- Records shown:
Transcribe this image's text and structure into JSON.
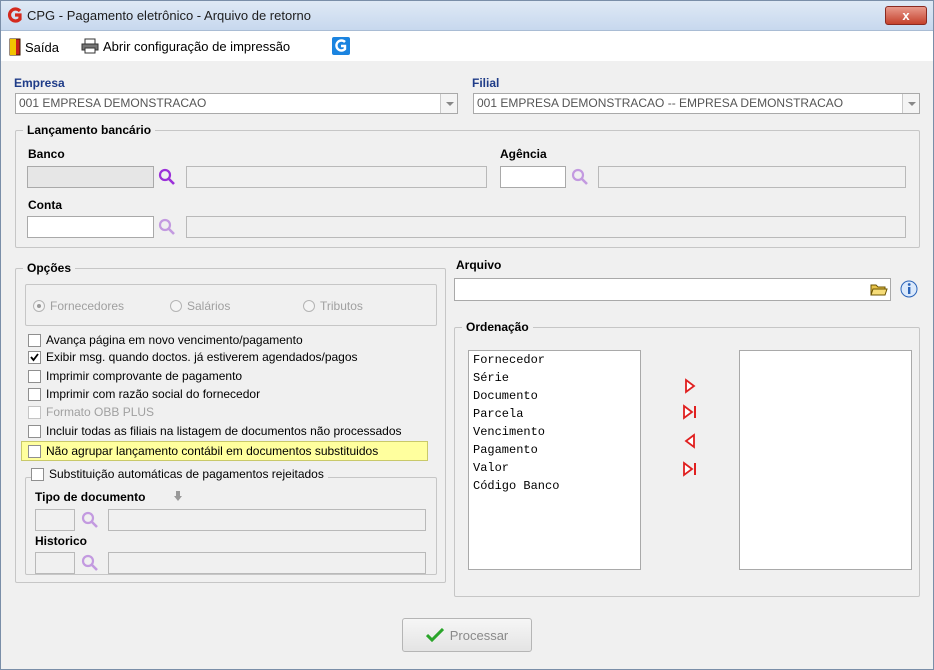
{
  "window": {
    "title": "CPG - Pagamento eletrônico - Arquivo de retorno",
    "close": "x"
  },
  "toolbar": {
    "exit_label": "Saída",
    "print_config_label": "Abrir configuração de impressão"
  },
  "empresa": {
    "label": "Empresa",
    "value": "001 EMPRESA DEMONSTRACAO"
  },
  "filial": {
    "label": "Filial",
    "value": "001 EMPRESA DEMONSTRACAO -- EMPRESA DEMONSTRACAO"
  },
  "lancamento": {
    "title": "Lançamento bancário",
    "banco_label": "Banco",
    "agencia_label": "Agência",
    "conta_label": "Conta"
  },
  "opcoes": {
    "title": "Opções",
    "radios": [
      {
        "label": "Fornecedores",
        "selected": true
      },
      {
        "label": "Salários",
        "selected": false
      },
      {
        "label": "Tributos",
        "selected": false
      }
    ],
    "checkboxes": [
      {
        "label": "Avança página em novo vencimento/pagamento",
        "checked": false,
        "enabled": true
      },
      {
        "label": "Exibir msg. quando doctos. já estiverem agendados/pagos",
        "checked": true,
        "enabled": true
      },
      {
        "label": "Imprimir comprovante de pagamento",
        "checked": false,
        "enabled": true
      },
      {
        "label": "Imprimir com razão social do fornecedor",
        "checked": false,
        "enabled": true
      },
      {
        "label": "Formato OBB PLUS",
        "checked": false,
        "enabled": false
      },
      {
        "label": "Incluir todas as filiais na listagem de documentos não processados",
        "checked": false,
        "enabled": true
      },
      {
        "label": "Não agrupar lançamento contábil em documentos substituidos",
        "checked": false,
        "enabled": true
      }
    ],
    "substituicao_label": "Substituição automáticas de pagamentos rejeitados",
    "tipo_documento_label": "Tipo de documento",
    "historico_label": "Historico"
  },
  "arquivo": {
    "label": "Arquivo",
    "value": ""
  },
  "ordenacao": {
    "title": "Ordenação",
    "available": [
      "Fornecedor",
      "Série",
      "Documento",
      "Parcela",
      "Vencimento",
      "Pagamento",
      "Valor",
      "Código Banco"
    ],
    "selected": []
  },
  "actions": {
    "process_label": "Processar"
  },
  "colors": {
    "label_blue": "#1f3c88",
    "magnifier": "#9b30d9",
    "arrow_red": "#e02020",
    "check_green": "#2aa52a"
  }
}
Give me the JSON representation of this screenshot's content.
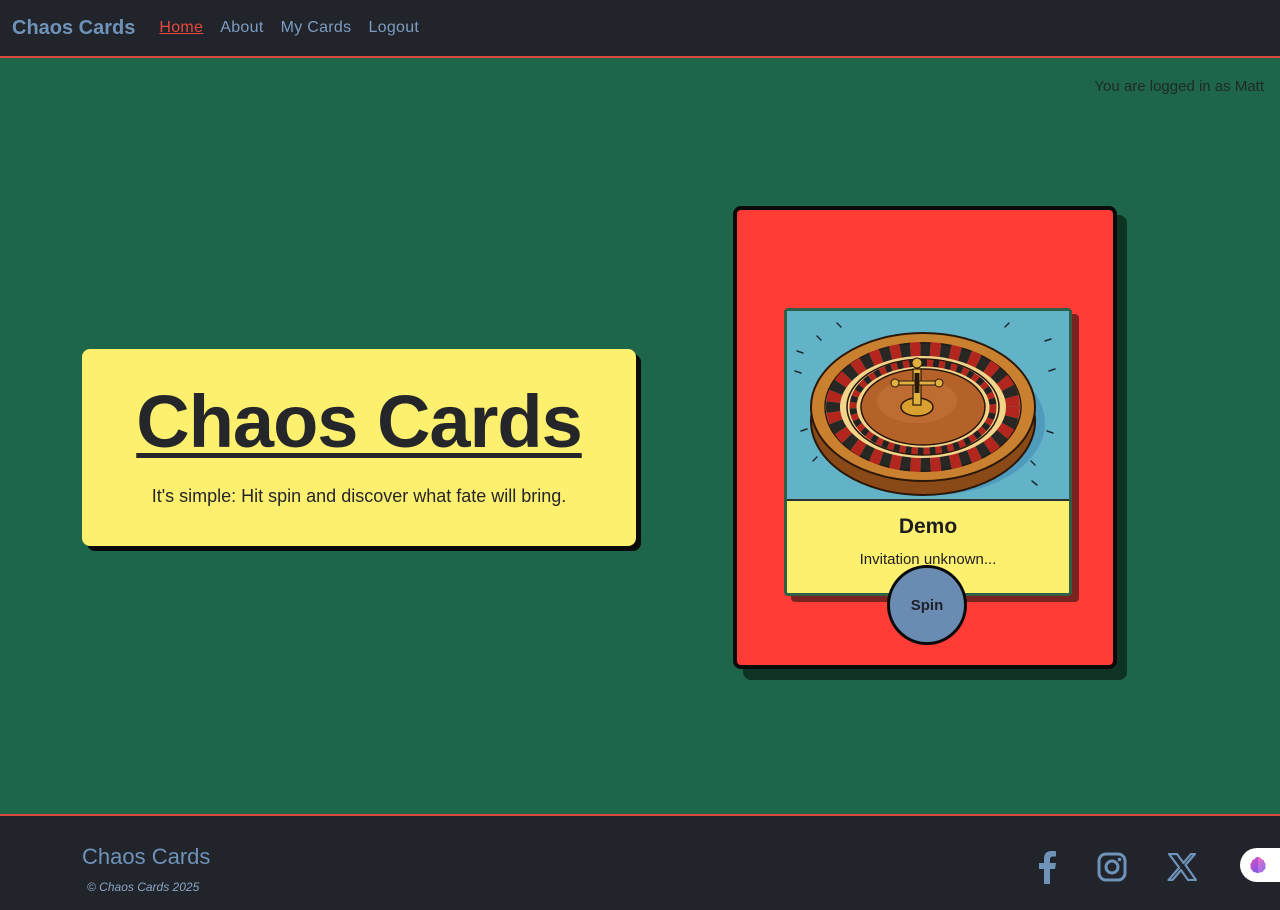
{
  "nav": {
    "brand": "Chaos Cards",
    "links": [
      {
        "label": "Home",
        "active": true
      },
      {
        "label": "About",
        "active": false
      },
      {
        "label": "My Cards",
        "active": false
      },
      {
        "label": "Logout",
        "active": false
      }
    ]
  },
  "status": {
    "logged_in_text": "You are logged in as Matt"
  },
  "hero": {
    "title": "Chaos Cards",
    "subtitle": "It's simple: Hit spin and discover what fate will bring."
  },
  "card": {
    "image_icon": "roulette-wheel-icon",
    "title": "Demo",
    "description": "Invitation unknown...",
    "spin_label": "Spin"
  },
  "footer": {
    "brand": "Chaos Cards",
    "copyright": "© Chaos Cards 2025",
    "social_icons": [
      "facebook-icon",
      "instagram-icon",
      "x-icon"
    ]
  },
  "colors": {
    "background": "#1e6649",
    "navbar": "#21242b",
    "accent": "#e8473c",
    "link": "#7d9cc0",
    "hero_bg": "#fdf06f",
    "panel_bg": "#ff3d36",
    "spin_button": "#6b8cb2"
  }
}
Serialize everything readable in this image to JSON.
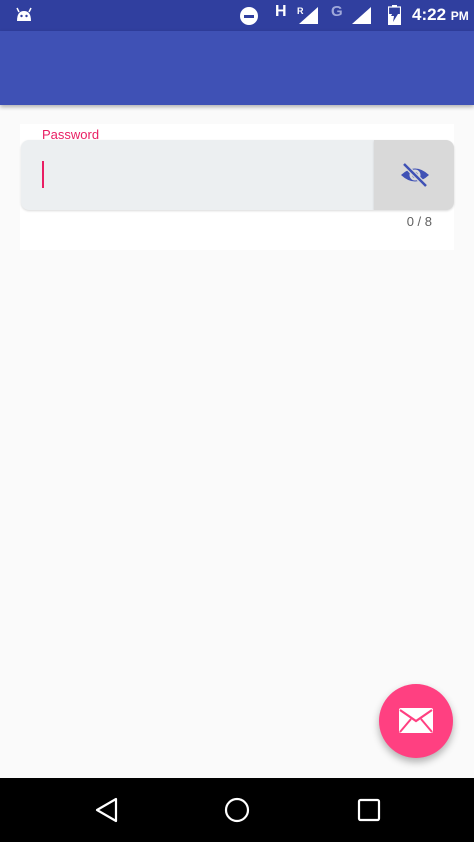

- What this task involves:
Reproduce the material in full, word for word, and omit the pictures.

- Task result:
Transcribe this image's text and structure into JSON.
{
  "window": {
    "title": "CPG - Pagamento eletrônico - Arquivo de retorno",
    "close": "x"
  },
  "toolbar": {
    "exit_label": "Saída",
    "print_config_label": "Abrir configuração de impressão"
  },
  "empresa": {
    "label": "Empresa",
    "value": "001 EMPRESA DEMONSTRACAO"
  },
  "filial": {
    "label": "Filial",
    "value": "001 EMPRESA DEMONSTRACAO -- EMPRESA DEMONSTRACAO"
  },
  "lancamento": {
    "title": "Lançamento bancário",
    "banco_label": "Banco",
    "agencia_label": "Agência",
    "conta_label": "Conta"
  },
  "opcoes": {
    "title": "Opções",
    "radios": [
      {
        "label": "Fornecedores",
        "selected": true
      },
      {
        "label": "Salários",
        "selected": false
      },
      {
        "label": "Tributos",
        "selected": false
      }
    ],
    "checkboxes": [
      {
        "label": "Avança página em novo vencimento/pagamento",
        "checked": false,
        "enabled": true
      },
      {
        "label": "Exibir msg. quando doctos. já estiverem agendados/pagos",
        "checked": true,
        "enabled": true
      },
      {
        "label": "Imprimir comprovante de pagamento",
        "checked": false,
        "enabled": true
      },
      {
        "label": "Imprimir com razão social do fornecedor",
        "checked": false,
        "enabled": true
      },
      {
        "label": "Formato OBB PLUS",
        "checked": false,
        "enabled": false
      },
      {
        "label": "Incluir todas as filiais na listagem de documentos não processados",
        "checked": false,
        "enabled": true
      },
      {
        "label": "Não agrupar lançamento contábil em documentos substituidos",
        "checked": false,
        "enabled": true
      }
    ],
    "substituicao_label": "Substituição automáticas de pagamentos rejeitados",
    "tipo_documento_label": "Tipo de documento",
    "historico_label": "Historico"
  },
  "arquivo": {
    "label": "Arquivo",
    "value": ""
  },
  "ordenacao": {
    "title": "Ordenação",
    "available": [
      "Fornecedor",
      "Série",
      "Documento",
      "Parcela",
      "Vencimento",
      "Pagamento",
      "Valor",
      "Código Banco"
    ],
    "selected": []
  },
  "actions": {
    "process_label": "Processar"
  },
  "colors": {
    "label_blue": "#1f3c88",
    "magnifier": "#9b30d9",
    "arrow_red": "#e02020",
    "check_green": "#2aa52a"
  }
}
Give me the JSON representation of this screenshot's content.
{
  "nav": {
    "brand": "Chaos Cards",
    "links": [
      {
        "label": "Home",
        "active": true
      },
      {
        "label": "About",
        "active": false
      },
      {
        "label": "My Cards",
        "active": false
      },
      {
        "label": "Logout",
        "active": false
      }
    ]
  },
  "status": {
    "logged_in_text": "You are logged in as Matt"
  },
  "hero": {
    "title": "Chaos Cards",
    "subtitle": "It's simple: Hit spin and discover what fate will bring."
  },
  "card": {
    "image_icon": "roulette-wheel-icon",
    "title": "Demo",
    "description": "Invitation unknown...",
    "spin_label": "Spin"
  },
  "footer": {
    "brand": "Chaos Cards",
    "copyright": "© Chaos Cards 2025",
    "social_icons": [
      "facebook-icon",
      "instagram-icon",
      "x-icon"
    ]
  },
  "colors": {
    "background": "#1e6649",
    "navbar": "#21242b",
    "accent": "#e8473c",
    "link": "#7d9cc0",
    "hero_bg": "#fdf06f",
    "panel_bg": "#ff3d36",
    "spin_button": "#6b8cb2"
  }
}
Serialize everything readable in this image to JSON.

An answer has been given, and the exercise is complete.